*** Begin section ***

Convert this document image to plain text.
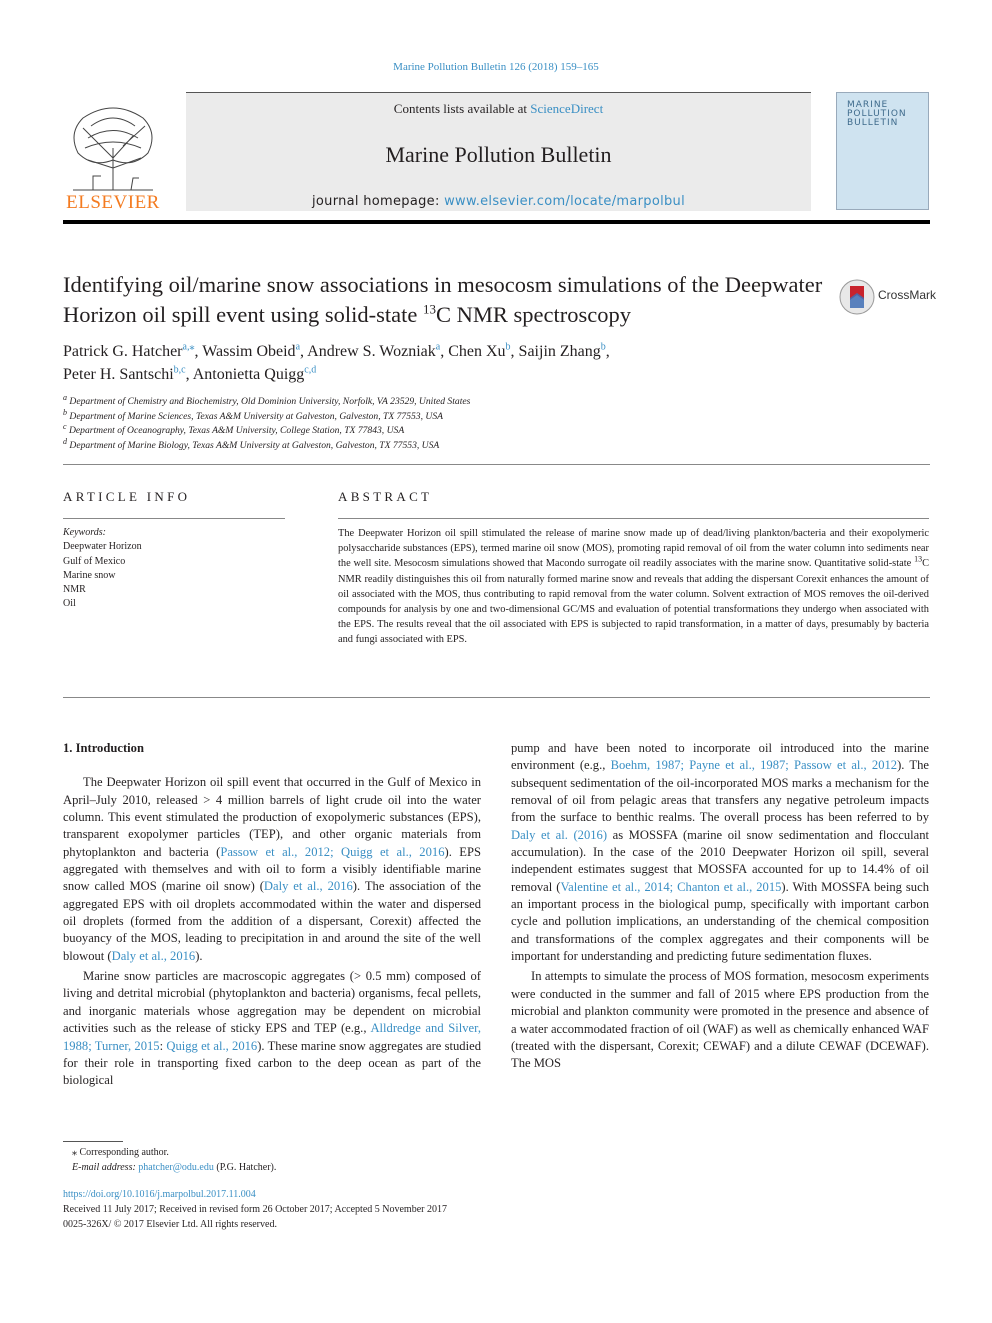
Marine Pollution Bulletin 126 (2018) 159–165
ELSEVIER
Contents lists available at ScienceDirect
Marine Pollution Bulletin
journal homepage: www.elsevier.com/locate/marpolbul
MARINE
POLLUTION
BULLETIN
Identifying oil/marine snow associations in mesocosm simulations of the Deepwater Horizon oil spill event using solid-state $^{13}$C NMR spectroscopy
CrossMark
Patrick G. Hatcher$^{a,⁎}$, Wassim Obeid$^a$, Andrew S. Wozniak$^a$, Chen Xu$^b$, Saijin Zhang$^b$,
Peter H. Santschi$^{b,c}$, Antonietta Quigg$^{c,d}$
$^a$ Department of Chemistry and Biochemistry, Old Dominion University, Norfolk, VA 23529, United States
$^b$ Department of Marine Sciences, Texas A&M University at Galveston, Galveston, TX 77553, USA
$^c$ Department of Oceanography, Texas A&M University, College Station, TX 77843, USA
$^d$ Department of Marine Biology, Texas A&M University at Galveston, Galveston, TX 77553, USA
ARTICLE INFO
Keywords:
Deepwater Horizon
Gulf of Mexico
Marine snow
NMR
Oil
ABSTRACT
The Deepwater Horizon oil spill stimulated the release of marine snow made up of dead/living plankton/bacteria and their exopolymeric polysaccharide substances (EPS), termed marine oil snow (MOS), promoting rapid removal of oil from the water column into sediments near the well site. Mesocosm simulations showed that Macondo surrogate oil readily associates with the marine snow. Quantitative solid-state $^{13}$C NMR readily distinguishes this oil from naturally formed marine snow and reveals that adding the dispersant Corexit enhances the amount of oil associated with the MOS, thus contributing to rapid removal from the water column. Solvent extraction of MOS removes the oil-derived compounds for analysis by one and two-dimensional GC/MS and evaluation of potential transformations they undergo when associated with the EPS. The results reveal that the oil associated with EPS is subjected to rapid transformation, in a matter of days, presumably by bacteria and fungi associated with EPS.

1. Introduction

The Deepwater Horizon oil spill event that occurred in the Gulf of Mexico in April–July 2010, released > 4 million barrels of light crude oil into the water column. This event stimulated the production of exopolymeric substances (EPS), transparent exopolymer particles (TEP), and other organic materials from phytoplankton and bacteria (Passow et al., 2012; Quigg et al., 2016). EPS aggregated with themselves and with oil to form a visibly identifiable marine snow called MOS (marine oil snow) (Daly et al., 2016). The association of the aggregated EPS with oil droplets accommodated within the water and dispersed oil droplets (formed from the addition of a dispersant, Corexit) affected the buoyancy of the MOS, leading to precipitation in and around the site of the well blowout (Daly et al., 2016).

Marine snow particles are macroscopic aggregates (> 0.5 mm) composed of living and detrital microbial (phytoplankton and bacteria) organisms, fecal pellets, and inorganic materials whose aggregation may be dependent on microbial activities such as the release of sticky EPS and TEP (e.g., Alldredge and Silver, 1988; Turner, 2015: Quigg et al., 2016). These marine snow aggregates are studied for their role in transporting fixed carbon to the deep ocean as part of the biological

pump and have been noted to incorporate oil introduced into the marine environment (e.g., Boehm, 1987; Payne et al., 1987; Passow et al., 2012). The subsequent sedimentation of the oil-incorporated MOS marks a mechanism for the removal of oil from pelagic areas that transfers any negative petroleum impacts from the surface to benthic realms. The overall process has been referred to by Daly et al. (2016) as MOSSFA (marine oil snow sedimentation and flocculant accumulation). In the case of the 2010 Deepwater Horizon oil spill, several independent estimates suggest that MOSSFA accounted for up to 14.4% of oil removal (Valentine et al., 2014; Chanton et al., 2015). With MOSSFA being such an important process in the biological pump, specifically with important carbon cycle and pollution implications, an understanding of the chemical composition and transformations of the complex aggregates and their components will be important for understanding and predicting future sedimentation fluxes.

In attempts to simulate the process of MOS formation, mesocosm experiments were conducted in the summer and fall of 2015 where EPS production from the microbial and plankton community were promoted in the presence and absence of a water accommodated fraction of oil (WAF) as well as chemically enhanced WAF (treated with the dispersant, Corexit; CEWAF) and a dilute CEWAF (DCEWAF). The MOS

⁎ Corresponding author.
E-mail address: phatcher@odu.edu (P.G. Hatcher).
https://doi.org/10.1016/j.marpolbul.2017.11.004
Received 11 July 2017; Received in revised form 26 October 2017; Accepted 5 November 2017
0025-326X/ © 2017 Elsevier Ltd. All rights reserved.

*** End section ***
*** Begin section ***

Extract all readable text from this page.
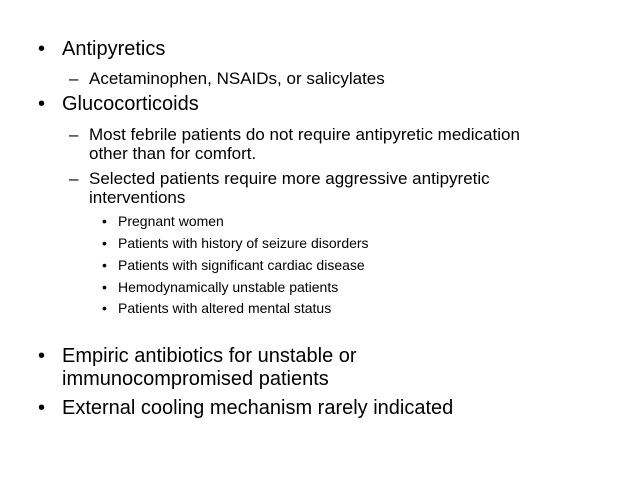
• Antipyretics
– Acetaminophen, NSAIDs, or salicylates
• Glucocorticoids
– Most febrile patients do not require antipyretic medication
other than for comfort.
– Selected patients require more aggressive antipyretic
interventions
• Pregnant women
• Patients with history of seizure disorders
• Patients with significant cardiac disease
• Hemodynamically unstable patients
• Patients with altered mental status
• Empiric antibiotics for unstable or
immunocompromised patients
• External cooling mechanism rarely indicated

*** End section ***
*** Begin section ***

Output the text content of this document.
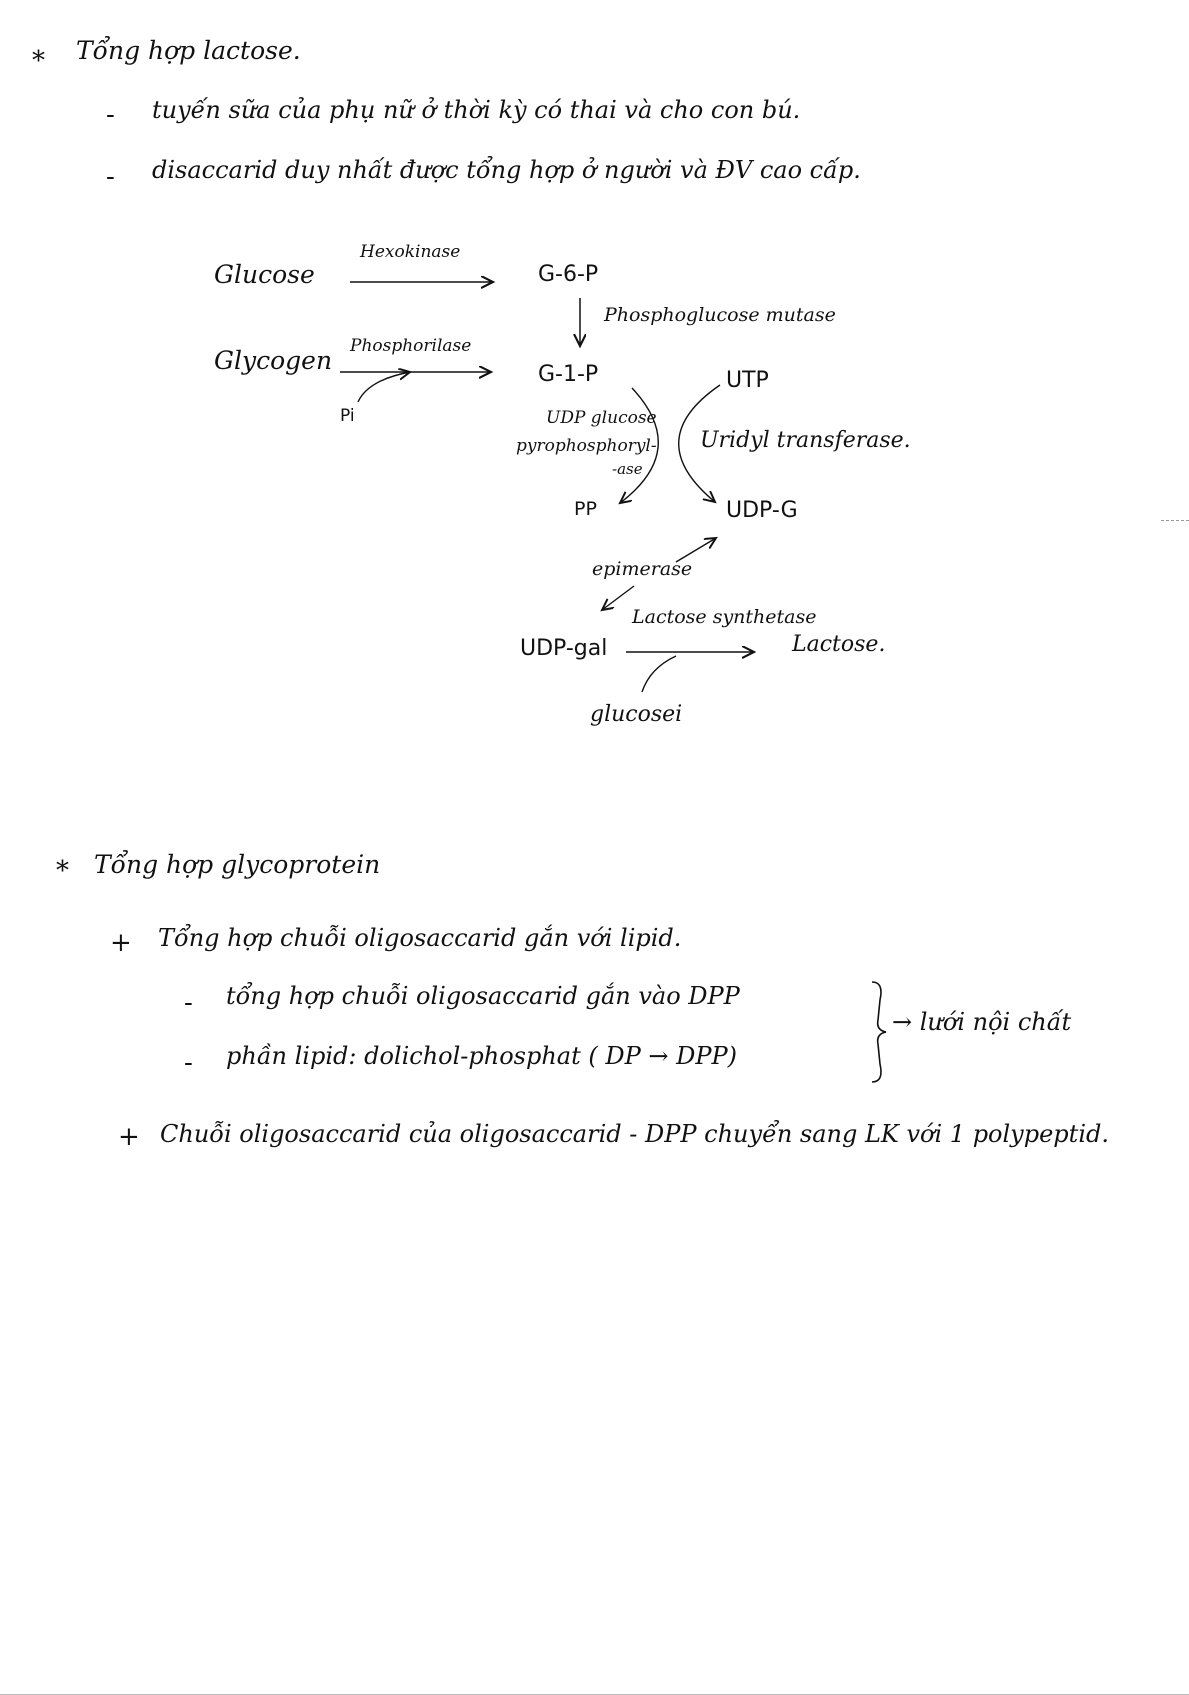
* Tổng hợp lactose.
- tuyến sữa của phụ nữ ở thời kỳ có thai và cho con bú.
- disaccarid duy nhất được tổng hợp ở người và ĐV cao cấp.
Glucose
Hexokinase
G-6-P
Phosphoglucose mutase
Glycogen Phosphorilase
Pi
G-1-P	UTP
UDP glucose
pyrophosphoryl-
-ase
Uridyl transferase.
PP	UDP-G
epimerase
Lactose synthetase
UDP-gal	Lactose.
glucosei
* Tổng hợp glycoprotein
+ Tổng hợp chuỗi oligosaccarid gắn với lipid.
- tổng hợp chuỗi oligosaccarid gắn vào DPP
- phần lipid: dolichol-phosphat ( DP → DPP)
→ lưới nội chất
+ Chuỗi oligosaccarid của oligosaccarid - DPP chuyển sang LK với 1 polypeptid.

*** End section ***

Action item —
Find how many lines of the listing hold "lipid" and give the number by itself.

Result of the exercise —
2